Every line that contains "euros" counts once; give the total number of such lines, with no other words.
---- EXCERPTED DATA
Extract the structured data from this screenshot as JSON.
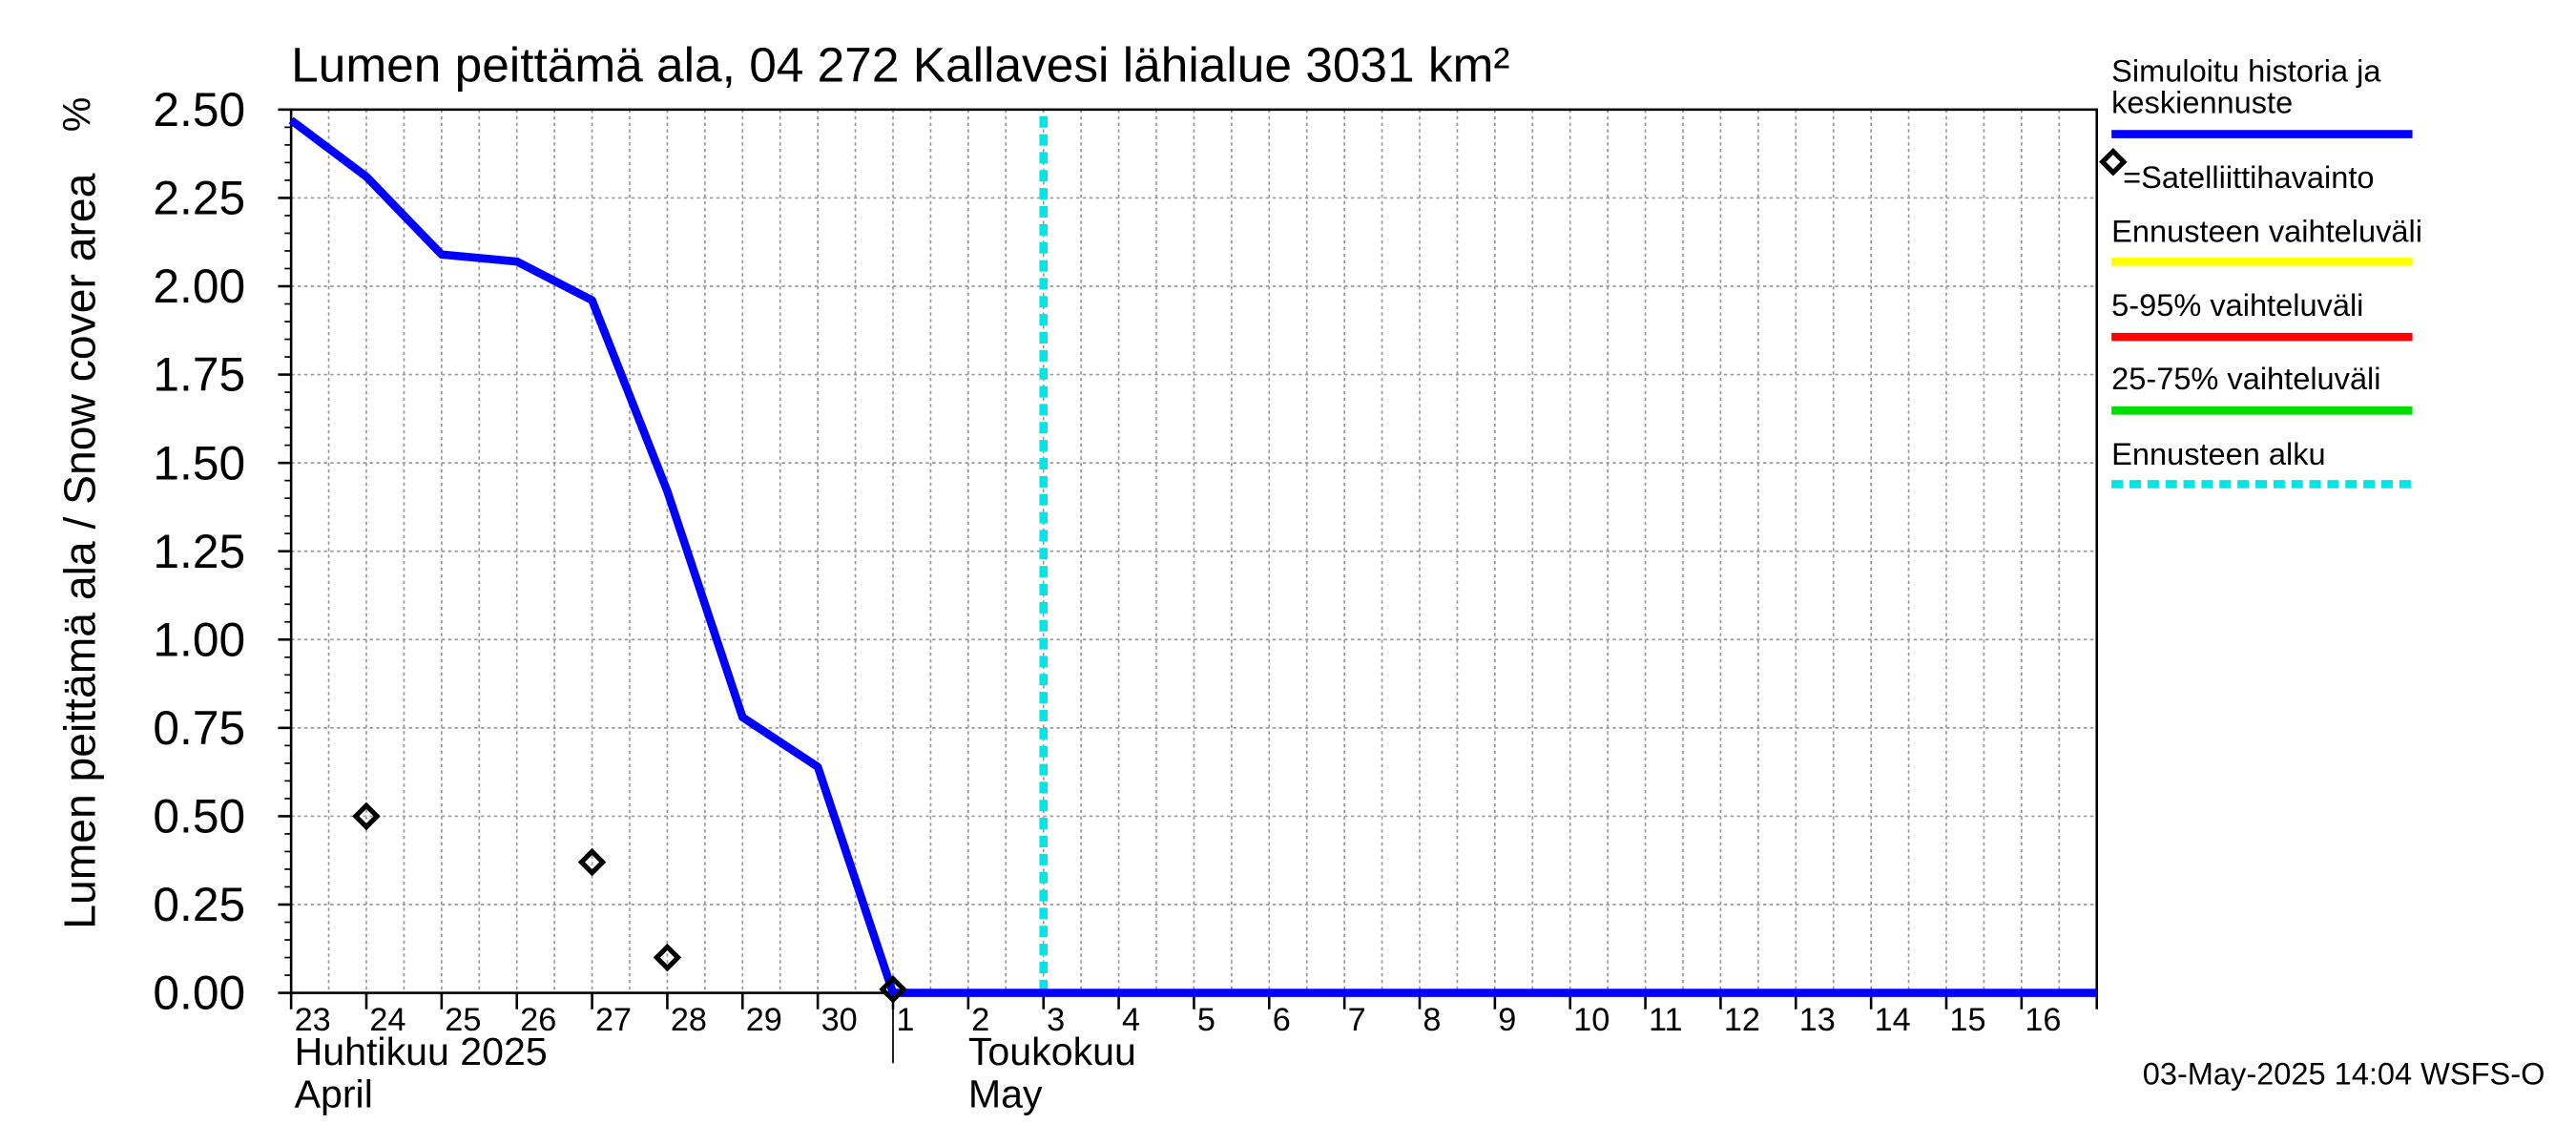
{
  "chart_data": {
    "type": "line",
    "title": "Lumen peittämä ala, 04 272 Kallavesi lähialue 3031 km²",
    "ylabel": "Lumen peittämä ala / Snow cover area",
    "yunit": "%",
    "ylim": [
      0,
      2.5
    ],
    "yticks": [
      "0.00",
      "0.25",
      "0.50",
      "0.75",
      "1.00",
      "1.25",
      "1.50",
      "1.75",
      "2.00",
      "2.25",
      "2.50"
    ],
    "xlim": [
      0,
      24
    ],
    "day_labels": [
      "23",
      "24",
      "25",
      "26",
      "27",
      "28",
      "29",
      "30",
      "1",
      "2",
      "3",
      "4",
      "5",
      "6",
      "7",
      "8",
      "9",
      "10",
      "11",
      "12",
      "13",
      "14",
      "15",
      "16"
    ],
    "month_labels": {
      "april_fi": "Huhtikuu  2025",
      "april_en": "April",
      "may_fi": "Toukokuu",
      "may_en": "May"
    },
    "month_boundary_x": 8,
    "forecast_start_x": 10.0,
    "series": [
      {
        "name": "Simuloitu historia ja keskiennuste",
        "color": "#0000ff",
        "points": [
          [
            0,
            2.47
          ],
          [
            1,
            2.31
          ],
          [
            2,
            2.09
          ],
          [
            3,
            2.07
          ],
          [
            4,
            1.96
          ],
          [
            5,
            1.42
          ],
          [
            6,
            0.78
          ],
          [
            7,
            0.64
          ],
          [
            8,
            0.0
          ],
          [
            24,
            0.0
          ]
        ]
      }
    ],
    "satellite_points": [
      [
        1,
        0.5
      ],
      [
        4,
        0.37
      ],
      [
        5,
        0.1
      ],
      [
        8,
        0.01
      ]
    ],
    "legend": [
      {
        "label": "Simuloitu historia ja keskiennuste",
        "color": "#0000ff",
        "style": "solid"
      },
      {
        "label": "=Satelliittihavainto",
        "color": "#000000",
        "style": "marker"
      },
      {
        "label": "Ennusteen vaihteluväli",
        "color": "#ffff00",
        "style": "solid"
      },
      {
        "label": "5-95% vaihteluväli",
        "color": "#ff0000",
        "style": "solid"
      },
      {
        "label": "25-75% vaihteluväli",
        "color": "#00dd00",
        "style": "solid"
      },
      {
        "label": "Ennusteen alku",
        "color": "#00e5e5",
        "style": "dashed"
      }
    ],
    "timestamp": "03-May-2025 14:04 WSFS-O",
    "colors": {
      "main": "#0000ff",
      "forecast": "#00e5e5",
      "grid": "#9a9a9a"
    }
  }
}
--------
---- EXCERPTED DATA
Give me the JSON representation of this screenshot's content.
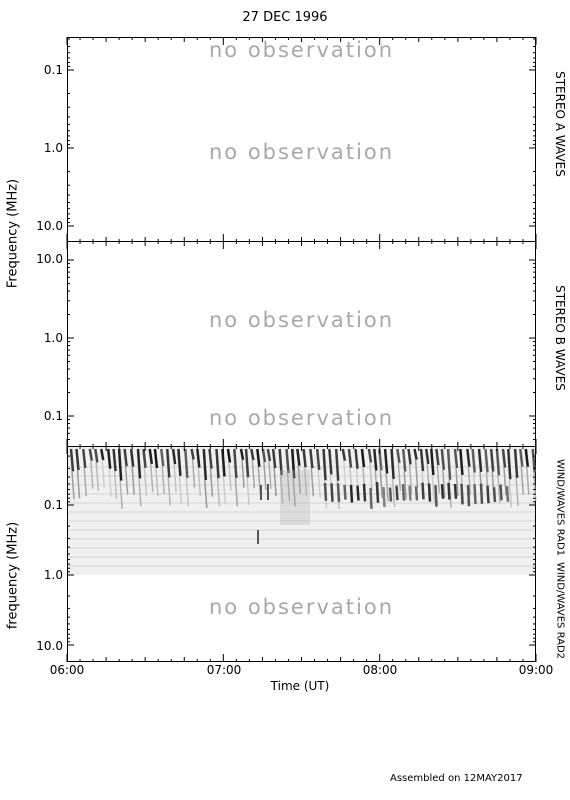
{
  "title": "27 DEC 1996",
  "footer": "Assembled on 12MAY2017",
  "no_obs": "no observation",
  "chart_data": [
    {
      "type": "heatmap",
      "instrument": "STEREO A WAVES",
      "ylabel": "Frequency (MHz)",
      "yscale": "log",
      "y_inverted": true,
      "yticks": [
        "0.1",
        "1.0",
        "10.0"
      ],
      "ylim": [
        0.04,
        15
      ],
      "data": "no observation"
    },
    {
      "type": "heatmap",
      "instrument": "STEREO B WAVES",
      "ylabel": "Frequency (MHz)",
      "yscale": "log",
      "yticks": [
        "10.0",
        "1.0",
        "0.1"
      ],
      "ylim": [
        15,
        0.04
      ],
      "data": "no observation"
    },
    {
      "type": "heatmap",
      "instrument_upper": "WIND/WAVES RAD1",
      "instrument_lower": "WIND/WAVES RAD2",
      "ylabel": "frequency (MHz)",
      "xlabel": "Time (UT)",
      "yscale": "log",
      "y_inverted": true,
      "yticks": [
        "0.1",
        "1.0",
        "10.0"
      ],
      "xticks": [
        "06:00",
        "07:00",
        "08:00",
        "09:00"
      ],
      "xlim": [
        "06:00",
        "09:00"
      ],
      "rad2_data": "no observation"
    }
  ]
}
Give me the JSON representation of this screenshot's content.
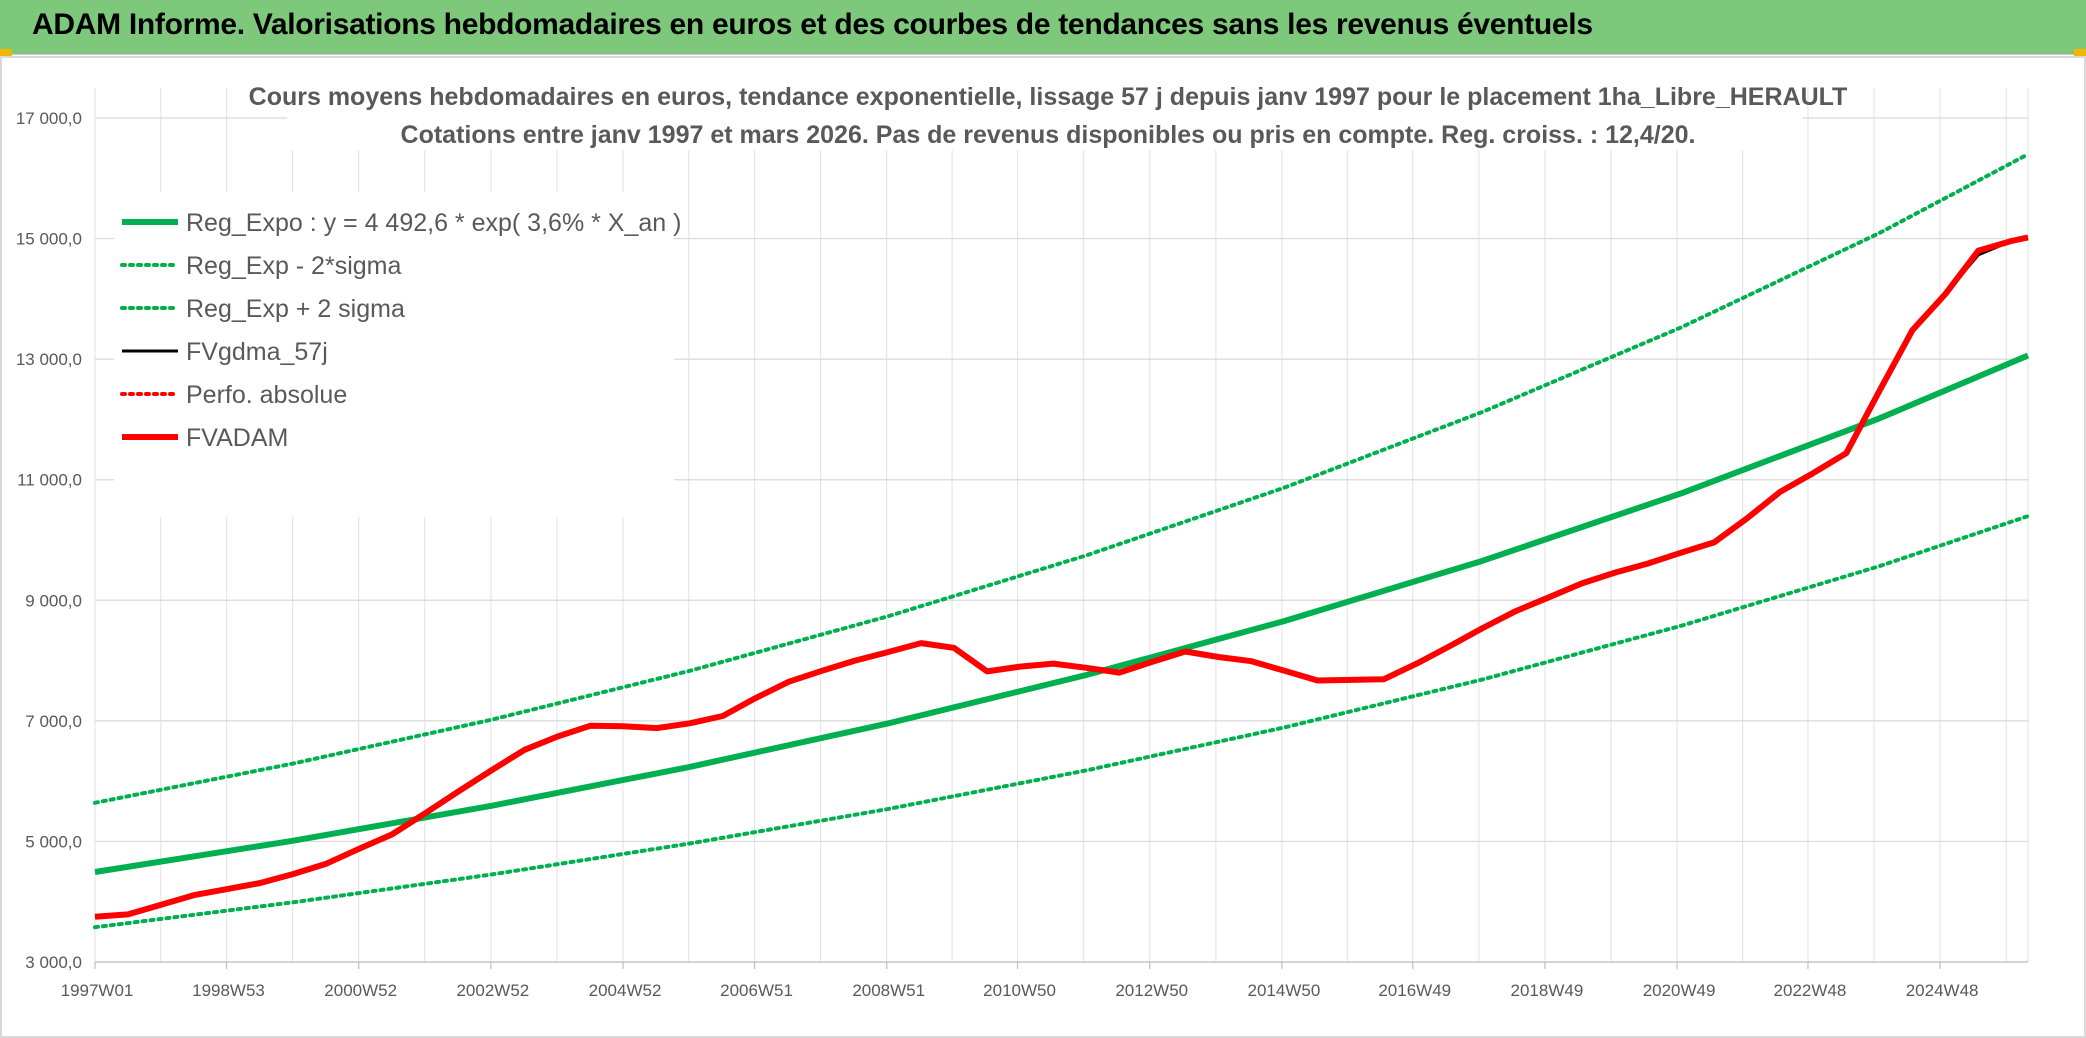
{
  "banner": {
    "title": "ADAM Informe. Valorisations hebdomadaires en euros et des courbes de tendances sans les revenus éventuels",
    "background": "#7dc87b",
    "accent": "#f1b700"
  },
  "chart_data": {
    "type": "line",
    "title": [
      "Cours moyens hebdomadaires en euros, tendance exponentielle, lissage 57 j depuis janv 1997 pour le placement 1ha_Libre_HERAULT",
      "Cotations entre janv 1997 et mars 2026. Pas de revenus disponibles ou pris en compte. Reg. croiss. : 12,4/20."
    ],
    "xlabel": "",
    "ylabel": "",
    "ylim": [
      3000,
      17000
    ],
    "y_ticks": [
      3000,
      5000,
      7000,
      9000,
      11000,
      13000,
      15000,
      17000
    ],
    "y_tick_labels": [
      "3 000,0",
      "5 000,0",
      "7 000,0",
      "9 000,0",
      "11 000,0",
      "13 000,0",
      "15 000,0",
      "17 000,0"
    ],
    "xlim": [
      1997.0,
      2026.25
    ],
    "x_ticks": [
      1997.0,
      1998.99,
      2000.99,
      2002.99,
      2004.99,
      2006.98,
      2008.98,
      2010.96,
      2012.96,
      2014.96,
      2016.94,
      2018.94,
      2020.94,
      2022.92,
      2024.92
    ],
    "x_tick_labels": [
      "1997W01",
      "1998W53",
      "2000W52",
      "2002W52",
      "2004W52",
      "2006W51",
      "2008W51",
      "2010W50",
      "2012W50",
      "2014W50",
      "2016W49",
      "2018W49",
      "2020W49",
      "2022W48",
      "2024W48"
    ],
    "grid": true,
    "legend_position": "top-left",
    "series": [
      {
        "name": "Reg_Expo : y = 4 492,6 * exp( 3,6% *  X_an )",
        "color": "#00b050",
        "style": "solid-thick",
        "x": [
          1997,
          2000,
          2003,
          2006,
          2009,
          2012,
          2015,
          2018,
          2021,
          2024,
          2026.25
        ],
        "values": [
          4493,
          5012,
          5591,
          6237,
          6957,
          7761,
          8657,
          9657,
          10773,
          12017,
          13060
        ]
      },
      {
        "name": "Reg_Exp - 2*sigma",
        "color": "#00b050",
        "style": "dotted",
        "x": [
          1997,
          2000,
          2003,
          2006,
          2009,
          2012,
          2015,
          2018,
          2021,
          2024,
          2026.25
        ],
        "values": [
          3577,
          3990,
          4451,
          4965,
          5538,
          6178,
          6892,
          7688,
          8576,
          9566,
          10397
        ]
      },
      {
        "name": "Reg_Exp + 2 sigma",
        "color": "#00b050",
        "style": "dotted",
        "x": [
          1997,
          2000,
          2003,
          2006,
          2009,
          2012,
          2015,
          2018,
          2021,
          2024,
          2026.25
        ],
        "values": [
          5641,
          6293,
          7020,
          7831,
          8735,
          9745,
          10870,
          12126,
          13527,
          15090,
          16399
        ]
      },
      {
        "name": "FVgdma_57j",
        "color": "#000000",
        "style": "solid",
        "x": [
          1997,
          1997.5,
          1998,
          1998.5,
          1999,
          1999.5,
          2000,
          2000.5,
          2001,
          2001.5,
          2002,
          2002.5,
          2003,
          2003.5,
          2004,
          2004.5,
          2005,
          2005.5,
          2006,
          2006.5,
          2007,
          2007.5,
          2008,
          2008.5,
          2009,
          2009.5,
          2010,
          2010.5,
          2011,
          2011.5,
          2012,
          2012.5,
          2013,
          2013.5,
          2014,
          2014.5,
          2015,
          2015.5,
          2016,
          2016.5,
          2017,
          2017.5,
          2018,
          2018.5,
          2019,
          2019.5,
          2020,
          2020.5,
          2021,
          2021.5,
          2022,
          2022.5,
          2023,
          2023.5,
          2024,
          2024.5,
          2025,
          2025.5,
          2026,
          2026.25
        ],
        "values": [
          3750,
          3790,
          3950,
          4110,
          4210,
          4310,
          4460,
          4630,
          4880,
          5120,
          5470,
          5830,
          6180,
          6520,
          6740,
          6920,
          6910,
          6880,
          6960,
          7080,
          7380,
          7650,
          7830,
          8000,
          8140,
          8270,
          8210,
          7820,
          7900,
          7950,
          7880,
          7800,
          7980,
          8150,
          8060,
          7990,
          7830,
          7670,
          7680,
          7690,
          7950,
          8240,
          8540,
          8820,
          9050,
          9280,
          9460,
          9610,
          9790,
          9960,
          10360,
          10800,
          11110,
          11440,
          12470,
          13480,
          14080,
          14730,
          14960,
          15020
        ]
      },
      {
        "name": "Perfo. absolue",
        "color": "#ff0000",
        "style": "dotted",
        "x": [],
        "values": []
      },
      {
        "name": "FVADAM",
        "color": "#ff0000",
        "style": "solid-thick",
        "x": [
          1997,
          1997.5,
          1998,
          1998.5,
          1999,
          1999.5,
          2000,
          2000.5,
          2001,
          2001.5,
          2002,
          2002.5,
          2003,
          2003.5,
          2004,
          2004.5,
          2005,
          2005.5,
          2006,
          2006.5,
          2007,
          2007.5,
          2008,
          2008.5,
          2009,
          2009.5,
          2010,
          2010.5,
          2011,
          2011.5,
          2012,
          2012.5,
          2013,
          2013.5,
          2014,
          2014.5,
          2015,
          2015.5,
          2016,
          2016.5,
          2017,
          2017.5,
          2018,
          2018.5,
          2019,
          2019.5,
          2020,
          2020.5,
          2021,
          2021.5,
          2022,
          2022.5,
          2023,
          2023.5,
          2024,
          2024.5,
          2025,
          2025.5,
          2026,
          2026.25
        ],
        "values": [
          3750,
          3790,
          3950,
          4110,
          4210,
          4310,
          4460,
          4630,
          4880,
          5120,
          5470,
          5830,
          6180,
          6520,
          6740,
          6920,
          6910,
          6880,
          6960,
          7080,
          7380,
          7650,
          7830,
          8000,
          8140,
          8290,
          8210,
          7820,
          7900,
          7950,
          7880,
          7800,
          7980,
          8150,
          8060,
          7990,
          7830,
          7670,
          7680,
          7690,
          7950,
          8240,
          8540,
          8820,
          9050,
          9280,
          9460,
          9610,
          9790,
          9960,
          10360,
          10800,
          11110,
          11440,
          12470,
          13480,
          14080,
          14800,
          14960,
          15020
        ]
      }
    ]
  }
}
--------
## WRITTEN SOLUTION
2